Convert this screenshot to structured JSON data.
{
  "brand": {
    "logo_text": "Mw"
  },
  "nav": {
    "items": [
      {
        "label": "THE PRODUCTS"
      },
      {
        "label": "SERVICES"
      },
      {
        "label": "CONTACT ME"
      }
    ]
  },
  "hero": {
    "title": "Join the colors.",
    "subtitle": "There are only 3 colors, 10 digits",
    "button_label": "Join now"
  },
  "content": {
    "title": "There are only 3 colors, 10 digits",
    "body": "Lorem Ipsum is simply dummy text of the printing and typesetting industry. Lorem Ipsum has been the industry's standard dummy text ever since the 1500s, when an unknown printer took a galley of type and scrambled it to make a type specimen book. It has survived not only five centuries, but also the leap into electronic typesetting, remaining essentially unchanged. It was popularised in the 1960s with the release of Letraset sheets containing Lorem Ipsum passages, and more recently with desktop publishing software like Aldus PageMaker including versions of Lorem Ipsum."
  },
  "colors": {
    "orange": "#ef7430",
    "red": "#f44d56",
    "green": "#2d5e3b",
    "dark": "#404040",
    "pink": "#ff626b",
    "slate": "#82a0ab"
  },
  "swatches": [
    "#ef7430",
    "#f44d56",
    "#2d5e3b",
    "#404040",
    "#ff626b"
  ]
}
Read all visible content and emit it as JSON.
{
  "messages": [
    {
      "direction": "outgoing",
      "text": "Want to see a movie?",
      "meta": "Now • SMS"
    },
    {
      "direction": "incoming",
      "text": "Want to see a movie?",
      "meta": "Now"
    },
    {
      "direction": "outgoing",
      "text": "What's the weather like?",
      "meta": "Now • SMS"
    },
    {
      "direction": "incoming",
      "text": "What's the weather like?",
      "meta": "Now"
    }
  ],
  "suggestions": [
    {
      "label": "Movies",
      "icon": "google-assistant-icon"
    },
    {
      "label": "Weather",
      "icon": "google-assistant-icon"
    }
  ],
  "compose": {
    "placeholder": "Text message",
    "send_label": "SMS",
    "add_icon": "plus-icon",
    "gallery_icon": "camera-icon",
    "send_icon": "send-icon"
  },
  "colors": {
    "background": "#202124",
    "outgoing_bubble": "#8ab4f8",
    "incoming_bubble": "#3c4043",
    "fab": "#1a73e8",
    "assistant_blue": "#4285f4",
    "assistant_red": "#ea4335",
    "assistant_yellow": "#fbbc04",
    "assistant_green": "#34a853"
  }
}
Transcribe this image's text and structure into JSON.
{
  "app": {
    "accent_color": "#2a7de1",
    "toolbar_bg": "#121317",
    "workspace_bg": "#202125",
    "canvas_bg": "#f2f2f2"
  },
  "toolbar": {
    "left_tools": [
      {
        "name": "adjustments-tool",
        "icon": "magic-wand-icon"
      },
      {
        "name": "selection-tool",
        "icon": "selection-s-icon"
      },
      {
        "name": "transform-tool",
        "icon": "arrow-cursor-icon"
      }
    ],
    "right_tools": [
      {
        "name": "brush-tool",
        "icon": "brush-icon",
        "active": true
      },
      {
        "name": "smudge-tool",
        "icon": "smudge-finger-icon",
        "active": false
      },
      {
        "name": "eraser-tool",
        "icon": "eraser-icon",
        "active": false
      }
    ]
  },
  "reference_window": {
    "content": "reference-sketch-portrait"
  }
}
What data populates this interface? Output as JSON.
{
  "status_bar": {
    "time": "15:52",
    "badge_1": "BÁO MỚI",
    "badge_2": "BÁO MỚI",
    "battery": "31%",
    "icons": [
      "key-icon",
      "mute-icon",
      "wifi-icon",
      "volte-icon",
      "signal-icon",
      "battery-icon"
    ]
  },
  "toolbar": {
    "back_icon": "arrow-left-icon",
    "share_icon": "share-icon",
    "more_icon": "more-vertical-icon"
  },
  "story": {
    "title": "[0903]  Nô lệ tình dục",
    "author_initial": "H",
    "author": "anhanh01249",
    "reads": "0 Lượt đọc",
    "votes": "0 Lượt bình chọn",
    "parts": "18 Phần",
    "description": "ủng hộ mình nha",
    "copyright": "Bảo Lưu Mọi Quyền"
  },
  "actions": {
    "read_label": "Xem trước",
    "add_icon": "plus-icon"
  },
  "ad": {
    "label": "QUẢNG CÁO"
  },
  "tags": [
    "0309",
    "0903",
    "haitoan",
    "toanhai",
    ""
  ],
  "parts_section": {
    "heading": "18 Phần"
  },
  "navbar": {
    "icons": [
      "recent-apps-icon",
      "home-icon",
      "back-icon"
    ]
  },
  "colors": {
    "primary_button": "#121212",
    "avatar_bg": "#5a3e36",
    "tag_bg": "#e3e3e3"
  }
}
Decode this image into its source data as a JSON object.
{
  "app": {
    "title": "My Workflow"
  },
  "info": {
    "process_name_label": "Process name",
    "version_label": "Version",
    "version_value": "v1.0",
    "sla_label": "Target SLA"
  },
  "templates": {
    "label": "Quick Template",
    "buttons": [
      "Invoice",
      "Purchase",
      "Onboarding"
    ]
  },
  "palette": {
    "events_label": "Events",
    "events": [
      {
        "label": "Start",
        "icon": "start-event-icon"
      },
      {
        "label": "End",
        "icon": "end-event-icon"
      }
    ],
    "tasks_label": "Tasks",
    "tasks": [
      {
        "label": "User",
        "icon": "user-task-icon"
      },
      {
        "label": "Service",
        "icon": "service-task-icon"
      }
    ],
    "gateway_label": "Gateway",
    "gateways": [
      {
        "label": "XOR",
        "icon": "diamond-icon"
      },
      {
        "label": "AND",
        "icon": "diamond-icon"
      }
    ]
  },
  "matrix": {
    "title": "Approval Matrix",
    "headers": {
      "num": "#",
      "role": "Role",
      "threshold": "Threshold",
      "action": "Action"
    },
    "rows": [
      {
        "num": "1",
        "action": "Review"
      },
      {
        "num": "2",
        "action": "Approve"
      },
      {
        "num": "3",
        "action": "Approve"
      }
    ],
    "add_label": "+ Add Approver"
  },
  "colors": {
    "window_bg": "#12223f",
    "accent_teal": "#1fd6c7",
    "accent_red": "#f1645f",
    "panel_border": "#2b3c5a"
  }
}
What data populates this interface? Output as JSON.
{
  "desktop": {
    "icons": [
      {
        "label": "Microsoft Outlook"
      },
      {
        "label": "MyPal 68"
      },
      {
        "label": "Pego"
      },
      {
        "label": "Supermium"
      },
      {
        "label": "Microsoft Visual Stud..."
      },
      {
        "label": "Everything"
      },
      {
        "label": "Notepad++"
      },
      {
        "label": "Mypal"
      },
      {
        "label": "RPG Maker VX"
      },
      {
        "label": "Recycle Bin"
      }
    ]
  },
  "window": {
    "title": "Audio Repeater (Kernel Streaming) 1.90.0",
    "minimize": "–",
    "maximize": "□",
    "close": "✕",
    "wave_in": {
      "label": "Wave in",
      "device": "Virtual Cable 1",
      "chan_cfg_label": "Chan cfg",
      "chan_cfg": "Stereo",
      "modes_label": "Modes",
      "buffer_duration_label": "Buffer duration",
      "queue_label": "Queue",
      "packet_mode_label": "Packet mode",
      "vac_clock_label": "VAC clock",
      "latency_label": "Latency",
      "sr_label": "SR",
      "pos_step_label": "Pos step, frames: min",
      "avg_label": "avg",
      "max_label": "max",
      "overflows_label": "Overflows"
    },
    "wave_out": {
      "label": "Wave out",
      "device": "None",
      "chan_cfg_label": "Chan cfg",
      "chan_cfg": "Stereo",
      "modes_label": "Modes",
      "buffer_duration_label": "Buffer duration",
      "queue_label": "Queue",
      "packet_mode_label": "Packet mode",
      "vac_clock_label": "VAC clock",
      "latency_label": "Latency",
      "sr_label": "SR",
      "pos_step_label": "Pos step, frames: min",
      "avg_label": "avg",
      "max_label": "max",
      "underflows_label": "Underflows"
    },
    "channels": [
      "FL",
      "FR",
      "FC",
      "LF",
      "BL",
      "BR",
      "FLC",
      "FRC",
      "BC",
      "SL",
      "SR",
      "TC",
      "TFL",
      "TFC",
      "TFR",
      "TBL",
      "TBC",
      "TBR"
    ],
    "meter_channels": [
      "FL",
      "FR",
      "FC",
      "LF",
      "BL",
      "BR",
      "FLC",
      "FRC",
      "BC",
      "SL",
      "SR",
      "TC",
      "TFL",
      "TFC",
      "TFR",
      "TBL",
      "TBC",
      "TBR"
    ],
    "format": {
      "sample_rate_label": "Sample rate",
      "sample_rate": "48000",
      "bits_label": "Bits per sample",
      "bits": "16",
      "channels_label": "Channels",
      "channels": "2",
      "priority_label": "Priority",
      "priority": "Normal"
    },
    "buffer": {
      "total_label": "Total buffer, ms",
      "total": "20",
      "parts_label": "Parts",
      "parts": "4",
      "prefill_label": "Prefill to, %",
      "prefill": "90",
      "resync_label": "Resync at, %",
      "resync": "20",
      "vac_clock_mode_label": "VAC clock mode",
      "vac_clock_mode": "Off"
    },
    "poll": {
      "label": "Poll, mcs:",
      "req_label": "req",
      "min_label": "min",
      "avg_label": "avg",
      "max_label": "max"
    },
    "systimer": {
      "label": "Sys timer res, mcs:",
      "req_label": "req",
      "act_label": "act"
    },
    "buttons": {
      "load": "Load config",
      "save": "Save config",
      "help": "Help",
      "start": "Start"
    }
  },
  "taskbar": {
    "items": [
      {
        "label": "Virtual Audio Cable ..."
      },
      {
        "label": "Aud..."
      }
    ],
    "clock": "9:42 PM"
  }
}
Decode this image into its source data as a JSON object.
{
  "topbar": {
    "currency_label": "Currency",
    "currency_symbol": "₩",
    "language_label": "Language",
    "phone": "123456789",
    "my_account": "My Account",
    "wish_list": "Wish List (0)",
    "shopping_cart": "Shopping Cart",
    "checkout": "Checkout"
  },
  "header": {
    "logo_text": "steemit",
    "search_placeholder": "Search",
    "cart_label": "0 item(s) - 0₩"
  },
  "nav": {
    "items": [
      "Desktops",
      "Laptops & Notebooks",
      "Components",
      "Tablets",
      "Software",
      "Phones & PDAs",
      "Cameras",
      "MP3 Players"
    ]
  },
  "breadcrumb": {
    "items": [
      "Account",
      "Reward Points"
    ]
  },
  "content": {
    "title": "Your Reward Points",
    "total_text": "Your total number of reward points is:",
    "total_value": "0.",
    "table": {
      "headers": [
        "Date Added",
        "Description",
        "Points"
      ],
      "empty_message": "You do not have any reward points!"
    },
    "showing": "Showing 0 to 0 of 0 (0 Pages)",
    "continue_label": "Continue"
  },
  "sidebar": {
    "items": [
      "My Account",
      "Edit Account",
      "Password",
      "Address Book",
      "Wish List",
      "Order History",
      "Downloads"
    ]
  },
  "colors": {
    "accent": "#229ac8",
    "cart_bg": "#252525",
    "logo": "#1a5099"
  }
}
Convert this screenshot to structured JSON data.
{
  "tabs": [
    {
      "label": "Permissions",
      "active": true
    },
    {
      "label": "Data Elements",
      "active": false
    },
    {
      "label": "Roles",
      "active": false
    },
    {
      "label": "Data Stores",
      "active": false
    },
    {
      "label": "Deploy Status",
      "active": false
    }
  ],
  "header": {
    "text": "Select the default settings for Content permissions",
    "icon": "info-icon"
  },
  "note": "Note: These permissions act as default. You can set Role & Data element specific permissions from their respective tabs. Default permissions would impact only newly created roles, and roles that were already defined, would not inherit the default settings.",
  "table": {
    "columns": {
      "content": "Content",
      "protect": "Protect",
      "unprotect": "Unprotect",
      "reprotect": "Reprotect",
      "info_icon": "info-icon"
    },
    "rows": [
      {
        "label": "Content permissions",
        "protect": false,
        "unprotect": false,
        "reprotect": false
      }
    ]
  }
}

JOB
Search the lines for "plus". Copy each line that has it.

TASK SOLUTION
    "add_icon": "plus-icon",
    "add_icon": "plus-icon"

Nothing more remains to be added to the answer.